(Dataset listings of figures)
^^^^

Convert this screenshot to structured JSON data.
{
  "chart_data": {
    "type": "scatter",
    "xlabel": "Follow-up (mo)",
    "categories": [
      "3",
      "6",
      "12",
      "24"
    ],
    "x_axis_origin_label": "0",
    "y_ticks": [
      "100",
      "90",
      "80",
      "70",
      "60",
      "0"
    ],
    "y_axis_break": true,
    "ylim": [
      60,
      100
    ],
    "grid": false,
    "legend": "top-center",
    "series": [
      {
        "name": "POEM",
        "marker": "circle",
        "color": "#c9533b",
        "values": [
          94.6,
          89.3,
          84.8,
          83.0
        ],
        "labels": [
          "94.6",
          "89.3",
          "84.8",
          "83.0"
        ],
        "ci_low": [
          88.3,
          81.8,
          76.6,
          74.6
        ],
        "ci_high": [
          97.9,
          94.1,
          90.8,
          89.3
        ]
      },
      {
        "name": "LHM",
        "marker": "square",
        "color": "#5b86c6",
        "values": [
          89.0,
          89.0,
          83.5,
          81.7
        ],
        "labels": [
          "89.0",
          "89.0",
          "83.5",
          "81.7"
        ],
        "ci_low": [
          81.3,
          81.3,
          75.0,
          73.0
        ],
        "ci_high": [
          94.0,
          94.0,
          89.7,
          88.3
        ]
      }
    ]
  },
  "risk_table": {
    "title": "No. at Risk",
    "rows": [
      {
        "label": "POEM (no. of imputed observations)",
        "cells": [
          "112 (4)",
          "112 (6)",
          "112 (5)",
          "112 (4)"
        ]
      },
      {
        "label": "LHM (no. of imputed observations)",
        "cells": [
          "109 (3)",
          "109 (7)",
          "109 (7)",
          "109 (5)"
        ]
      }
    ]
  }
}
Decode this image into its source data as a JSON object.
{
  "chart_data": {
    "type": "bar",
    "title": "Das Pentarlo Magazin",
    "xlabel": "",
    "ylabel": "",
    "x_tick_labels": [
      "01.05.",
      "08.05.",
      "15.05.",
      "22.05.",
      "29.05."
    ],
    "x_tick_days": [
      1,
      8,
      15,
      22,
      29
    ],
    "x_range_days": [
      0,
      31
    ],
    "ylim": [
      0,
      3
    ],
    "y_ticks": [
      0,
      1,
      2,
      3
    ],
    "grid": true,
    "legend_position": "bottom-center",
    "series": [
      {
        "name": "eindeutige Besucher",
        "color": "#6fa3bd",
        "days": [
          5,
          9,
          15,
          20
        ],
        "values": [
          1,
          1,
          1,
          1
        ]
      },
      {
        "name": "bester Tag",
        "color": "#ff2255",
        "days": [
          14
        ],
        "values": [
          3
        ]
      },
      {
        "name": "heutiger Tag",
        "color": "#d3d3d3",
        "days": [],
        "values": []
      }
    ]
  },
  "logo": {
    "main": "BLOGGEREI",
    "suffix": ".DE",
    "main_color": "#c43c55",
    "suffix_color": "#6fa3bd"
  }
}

^^^^

Objective
Repeat each entry word for word.

Written answer
Convert this screenshot to structured JSON data.
{
  "chart_data": {
    "type": "scatter",
    "xlabel": "Follow-up (mo)",
    "categories": [
      "3",
      "6",
      "12",
      "24"
    ],
    "x_axis_origin_label": "0",
    "y_ticks": [
      "100",
      "90",
      "80",
      "70",
      "60",
      "0"
    ],
    "y_axis_break": true,
    "ylim": [
      60,
      100
    ],
    "grid": false,
    "legend": "top-center",
    "series": [
      {
        "name": "POEM",
        "marker": "circle",
        "color": "#c9533b",
        "values": [
          94.6,
          89.3,
          84.8,
          83.0
        ],
        "labels": [
          "94.6",
          "89.3",
          "84.8",
          "83.0"
        ],
        "ci_low": [
          88.3,
          81.8,
          76.6,
          74.6
        ],
        "ci_high": [
          97.9,
          94.1,
          90.8,
          89.3
        ]
      },
      {
        "name": "LHM",
        "marker": "square",
        "color": "#5b86c6",
        "values": [
          89.0,
          89.0,
          83.5,
          81.7
        ],
        "labels": [
          "89.0",
          "89.0",
          "83.5",
          "81.7"
        ],
        "ci_low": [
          81.3,
          81.3,
          75.0,
          73.0
        ],
        "ci_high": [
          94.0,
          94.0,
          89.7,
          88.3
        ]
      }
    ]
  },
  "risk_table": {
    "title": "No. at Risk",
    "rows": [
      {
        "label": "POEM (no. of imputed observations)",
        "cells": [
          "112 (4)",
          "112 (6)",
          "112 (5)",
          "112 (4)"
        ]
      },
      {
        "label": "LHM (no. of imputed observations)",
        "cells": [
          "109 (3)",
          "109 (7)",
          "109 (7)",
          "109 (5)"
        ]
      }
    ]
  }
}
Decode this image into its source data as a JSON object.
{
  "chart_data": {
    "type": "bar",
    "title": "Das Pentarlo Magazin",
    "xlabel": "",
    "ylabel": "",
    "x_tick_labels": [
      "01.05.",
      "08.05.",
      "15.05.",
      "22.05.",
      "29.05."
    ],
    "x_tick_days": [
      1,
      8,
      15,
      22,
      29
    ],
    "x_range_days": [
      0,
      31
    ],
    "ylim": [
      0,
      3
    ],
    "y_ticks": [
      0,
      1,
      2,
      3
    ],
    "grid": true,
    "legend_position": "bottom-center",
    "series": [
      {
        "name": "eindeutige Besucher",
        "color": "#6fa3bd",
        "days": [
          5,
          9,
          15,
          20
        ],
        "values": [
          1,
          1,
          1,
          1
        ]
      },
      {
        "name": "bester Tag",
        "color": "#ff2255",
        "days": [
          14
        ],
        "values": [
          3
        ]
      },
      {
        "name": "heutiger Tag",
        "color": "#d3d3d3",
        "days": [],
        "values": []
      }
    ]
  },
  "logo": {
    "main": "BLOGGEREI",
    "suffix": ".DE",
    "main_color": "#c43c55",
    "suffix_color": "#6fa3bd"
  }
}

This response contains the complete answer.